TASK STATEMENT
The answer is the set of lines that include "access", copied from the data below.

#### RAW DATA

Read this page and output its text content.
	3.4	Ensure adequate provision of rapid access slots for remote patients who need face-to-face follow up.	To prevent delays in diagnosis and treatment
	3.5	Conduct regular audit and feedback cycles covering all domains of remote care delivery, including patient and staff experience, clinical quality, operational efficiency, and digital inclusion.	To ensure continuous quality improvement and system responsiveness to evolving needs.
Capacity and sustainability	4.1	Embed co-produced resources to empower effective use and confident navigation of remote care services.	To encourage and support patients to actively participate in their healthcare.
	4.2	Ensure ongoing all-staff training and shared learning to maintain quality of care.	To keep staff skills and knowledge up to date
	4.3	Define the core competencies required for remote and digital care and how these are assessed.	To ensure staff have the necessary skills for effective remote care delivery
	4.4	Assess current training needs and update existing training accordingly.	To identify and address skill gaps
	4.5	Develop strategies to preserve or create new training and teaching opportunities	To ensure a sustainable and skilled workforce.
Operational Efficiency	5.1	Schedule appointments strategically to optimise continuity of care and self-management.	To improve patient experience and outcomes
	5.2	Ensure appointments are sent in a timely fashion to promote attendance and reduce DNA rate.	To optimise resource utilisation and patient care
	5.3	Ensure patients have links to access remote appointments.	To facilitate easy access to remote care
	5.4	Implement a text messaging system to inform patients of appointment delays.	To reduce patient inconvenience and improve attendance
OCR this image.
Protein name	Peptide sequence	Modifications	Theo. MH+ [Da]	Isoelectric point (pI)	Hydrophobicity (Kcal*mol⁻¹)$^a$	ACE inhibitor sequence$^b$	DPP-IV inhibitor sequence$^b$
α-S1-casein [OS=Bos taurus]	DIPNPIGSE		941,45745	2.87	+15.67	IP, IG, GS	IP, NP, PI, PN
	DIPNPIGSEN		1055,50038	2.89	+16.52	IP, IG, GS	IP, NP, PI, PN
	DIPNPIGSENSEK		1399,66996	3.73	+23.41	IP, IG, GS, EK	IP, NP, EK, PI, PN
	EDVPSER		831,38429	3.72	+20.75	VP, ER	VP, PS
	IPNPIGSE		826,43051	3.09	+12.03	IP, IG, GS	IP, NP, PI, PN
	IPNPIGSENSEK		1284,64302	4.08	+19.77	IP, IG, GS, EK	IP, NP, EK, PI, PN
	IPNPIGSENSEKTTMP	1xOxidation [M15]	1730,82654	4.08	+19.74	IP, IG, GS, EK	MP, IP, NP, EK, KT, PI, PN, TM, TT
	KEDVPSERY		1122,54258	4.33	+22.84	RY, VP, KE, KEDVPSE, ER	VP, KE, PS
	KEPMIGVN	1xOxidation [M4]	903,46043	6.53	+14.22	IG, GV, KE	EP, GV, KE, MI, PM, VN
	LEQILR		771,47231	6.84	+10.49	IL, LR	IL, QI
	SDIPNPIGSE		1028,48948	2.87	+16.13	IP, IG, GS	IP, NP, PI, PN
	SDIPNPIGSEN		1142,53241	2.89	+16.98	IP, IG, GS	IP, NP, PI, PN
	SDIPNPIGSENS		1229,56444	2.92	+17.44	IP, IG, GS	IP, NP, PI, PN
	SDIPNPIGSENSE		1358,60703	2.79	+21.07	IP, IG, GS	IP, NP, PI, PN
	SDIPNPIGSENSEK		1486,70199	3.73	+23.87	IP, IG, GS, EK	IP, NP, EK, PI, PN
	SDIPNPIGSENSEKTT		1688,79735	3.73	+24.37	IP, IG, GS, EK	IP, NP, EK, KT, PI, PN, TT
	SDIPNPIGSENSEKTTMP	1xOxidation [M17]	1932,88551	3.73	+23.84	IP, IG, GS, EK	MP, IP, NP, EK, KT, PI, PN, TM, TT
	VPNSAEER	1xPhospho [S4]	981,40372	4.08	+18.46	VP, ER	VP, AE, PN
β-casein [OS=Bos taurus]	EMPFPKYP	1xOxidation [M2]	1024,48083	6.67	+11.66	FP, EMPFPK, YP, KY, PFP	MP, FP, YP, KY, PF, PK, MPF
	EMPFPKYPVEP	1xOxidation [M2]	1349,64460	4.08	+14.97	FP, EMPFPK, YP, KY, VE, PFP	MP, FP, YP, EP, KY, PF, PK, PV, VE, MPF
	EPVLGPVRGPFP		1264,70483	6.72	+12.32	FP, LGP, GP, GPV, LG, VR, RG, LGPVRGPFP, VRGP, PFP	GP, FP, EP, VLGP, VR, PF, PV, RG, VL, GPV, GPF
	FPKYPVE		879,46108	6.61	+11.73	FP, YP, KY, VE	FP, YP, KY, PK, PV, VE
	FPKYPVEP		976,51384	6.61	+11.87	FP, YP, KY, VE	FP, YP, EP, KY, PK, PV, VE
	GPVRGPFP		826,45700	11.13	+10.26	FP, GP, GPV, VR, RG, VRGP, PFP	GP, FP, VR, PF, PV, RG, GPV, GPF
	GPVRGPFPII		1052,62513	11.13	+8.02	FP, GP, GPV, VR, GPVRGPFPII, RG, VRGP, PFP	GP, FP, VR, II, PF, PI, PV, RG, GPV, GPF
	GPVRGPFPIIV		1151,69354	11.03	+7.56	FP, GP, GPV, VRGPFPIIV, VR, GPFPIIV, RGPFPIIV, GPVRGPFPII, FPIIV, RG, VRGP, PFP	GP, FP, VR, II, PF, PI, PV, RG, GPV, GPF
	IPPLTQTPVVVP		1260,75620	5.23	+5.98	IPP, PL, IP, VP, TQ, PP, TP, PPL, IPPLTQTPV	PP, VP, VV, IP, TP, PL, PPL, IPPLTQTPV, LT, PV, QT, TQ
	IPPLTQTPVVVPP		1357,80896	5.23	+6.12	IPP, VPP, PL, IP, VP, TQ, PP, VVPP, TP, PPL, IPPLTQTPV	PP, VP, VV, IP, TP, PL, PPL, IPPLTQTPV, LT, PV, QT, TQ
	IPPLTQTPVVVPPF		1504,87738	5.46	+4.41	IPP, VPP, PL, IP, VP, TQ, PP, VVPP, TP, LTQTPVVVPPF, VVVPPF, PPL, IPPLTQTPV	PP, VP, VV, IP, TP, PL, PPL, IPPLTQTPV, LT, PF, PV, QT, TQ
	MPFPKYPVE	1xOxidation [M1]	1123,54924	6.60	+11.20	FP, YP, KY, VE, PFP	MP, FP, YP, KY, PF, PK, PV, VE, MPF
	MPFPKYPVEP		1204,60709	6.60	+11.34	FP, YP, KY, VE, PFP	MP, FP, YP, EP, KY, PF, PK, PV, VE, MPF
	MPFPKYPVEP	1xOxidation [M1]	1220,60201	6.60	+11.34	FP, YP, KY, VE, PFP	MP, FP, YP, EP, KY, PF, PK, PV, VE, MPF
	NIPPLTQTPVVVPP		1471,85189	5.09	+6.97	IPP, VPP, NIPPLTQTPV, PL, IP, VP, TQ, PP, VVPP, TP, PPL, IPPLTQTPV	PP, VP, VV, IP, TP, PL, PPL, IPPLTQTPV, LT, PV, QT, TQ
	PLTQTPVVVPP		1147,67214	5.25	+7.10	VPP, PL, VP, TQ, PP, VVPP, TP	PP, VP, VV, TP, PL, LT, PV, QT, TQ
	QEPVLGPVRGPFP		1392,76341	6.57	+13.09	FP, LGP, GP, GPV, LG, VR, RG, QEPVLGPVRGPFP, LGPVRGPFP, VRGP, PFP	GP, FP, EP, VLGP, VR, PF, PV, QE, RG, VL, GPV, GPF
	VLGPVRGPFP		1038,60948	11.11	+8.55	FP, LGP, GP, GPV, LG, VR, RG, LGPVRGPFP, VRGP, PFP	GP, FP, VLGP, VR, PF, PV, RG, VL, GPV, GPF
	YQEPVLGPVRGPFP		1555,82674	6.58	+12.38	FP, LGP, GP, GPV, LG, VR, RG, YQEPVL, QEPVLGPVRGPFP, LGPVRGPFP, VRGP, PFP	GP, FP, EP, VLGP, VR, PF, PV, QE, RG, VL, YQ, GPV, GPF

########

RESULT OF THE EXERCISE
	3.4	Ensure adequate provision of rapid access slots for remote patients who need face-to-face follow up.	To prevent delays in diagnosis and treatment
	5.3	Ensure patients have links to access remote appointments.	To facilitate easy access to remote care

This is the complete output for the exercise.